======== Given records ========
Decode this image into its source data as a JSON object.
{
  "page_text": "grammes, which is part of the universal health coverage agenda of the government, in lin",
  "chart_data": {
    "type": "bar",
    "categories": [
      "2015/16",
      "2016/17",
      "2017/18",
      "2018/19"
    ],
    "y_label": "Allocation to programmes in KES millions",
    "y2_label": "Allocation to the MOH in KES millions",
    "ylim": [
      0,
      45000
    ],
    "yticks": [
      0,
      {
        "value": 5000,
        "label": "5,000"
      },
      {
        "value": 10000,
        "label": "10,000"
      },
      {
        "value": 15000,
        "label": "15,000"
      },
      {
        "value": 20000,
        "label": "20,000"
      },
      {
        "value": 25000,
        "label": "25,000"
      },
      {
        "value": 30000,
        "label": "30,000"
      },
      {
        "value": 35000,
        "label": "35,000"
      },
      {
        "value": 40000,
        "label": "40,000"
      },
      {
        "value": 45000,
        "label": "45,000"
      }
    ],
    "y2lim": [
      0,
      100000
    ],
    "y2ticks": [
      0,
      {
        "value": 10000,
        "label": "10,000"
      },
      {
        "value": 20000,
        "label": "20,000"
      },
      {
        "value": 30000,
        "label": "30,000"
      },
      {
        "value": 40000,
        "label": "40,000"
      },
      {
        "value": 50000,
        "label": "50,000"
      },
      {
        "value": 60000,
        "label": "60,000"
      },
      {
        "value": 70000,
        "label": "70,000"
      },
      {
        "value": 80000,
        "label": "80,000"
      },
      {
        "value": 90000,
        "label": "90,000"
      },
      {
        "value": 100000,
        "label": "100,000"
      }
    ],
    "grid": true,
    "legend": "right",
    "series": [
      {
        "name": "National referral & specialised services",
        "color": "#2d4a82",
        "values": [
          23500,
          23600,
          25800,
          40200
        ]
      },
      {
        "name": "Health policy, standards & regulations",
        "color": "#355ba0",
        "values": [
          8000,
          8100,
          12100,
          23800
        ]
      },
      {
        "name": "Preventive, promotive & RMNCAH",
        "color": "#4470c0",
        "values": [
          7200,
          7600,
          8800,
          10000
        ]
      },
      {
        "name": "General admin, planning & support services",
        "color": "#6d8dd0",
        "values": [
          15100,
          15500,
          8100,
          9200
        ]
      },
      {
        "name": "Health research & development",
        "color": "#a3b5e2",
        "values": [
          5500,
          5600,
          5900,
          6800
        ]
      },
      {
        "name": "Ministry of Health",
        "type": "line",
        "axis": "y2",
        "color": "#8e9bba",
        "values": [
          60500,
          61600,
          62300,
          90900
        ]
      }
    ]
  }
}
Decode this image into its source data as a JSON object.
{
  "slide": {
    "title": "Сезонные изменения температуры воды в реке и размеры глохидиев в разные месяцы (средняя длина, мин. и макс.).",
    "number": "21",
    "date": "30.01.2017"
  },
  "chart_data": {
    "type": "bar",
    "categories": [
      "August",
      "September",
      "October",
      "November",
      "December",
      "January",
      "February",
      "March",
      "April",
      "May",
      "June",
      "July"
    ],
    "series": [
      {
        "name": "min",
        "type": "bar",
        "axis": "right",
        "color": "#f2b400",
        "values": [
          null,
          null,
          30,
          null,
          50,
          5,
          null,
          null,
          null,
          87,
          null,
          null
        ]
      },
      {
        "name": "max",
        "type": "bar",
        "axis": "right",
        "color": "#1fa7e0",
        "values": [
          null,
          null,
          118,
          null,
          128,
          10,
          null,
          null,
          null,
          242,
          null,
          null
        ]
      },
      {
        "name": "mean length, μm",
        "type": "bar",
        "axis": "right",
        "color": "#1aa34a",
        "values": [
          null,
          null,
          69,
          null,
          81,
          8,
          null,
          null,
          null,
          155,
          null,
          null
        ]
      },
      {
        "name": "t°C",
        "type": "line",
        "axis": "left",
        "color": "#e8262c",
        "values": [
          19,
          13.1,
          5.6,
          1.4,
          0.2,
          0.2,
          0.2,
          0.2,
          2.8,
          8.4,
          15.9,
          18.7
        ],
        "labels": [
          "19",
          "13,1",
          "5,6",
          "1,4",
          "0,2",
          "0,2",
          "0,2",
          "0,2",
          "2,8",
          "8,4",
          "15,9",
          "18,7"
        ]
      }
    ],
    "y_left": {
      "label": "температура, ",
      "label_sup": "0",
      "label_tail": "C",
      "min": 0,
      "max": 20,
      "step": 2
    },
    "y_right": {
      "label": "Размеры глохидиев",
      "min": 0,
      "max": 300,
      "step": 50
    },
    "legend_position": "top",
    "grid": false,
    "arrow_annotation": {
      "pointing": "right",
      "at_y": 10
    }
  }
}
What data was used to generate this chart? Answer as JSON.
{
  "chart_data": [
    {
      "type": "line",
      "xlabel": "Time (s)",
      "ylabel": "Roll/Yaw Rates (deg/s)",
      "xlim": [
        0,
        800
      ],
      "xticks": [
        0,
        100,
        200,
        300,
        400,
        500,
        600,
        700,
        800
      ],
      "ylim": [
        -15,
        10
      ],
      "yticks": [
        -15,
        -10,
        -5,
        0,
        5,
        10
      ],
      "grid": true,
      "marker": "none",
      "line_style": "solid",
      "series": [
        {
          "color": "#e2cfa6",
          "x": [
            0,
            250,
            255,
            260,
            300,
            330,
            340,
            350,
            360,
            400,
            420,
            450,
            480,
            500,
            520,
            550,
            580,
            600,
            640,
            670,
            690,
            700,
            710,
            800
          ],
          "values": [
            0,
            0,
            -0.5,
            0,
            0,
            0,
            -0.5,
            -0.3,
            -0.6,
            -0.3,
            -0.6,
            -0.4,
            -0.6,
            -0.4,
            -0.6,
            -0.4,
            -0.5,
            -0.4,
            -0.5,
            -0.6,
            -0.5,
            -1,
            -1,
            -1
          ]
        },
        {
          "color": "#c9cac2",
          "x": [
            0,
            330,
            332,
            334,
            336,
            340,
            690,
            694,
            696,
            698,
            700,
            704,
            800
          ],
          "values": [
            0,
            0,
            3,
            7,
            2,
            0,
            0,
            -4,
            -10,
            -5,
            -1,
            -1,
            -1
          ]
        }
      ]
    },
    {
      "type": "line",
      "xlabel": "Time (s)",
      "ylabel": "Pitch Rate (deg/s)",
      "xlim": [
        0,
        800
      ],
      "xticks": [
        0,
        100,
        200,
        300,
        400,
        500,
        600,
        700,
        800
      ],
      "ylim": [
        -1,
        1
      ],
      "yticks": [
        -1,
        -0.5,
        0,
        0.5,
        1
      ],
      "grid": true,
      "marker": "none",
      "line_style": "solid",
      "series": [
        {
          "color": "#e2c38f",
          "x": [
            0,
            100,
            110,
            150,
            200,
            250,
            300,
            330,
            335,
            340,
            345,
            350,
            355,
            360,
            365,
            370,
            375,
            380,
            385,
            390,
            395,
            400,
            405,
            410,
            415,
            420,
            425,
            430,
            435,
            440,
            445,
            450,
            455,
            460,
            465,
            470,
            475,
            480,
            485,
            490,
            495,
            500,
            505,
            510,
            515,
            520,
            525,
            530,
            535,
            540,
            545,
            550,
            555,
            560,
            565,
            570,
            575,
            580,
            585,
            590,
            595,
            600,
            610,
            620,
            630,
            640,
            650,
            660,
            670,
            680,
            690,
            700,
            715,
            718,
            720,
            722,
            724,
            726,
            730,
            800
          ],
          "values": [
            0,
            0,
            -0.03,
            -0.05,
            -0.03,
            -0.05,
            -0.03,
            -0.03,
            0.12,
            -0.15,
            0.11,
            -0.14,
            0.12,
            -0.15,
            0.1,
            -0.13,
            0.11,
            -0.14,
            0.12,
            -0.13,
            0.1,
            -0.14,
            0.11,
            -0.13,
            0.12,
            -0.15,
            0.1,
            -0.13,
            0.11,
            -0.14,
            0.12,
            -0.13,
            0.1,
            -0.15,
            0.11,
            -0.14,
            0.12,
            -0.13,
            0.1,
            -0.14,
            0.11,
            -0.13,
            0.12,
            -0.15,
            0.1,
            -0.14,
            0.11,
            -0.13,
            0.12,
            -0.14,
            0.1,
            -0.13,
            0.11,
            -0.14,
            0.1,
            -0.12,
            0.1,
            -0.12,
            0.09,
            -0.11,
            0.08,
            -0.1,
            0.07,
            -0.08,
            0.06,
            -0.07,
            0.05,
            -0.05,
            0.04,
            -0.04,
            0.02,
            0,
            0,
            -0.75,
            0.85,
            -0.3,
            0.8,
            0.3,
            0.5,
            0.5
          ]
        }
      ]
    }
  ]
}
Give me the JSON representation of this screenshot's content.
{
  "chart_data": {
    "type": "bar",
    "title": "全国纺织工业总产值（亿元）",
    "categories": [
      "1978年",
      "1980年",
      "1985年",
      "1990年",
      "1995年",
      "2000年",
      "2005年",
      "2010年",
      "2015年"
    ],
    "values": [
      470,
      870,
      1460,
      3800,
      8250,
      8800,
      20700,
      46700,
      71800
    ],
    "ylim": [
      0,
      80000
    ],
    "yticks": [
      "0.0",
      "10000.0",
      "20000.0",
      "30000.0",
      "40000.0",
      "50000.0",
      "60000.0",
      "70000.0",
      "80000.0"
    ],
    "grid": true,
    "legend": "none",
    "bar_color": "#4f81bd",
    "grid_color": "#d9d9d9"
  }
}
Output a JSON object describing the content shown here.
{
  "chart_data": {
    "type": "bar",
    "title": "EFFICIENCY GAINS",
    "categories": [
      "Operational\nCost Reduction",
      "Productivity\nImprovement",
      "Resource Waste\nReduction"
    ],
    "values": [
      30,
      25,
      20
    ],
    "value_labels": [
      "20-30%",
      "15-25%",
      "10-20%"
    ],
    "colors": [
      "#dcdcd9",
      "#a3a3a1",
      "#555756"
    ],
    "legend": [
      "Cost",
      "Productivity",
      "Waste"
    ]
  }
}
========
*Directions for this task:*
Give the number of lines where the string "Productivity" occurs, without any further text.

*Response to this task:*
2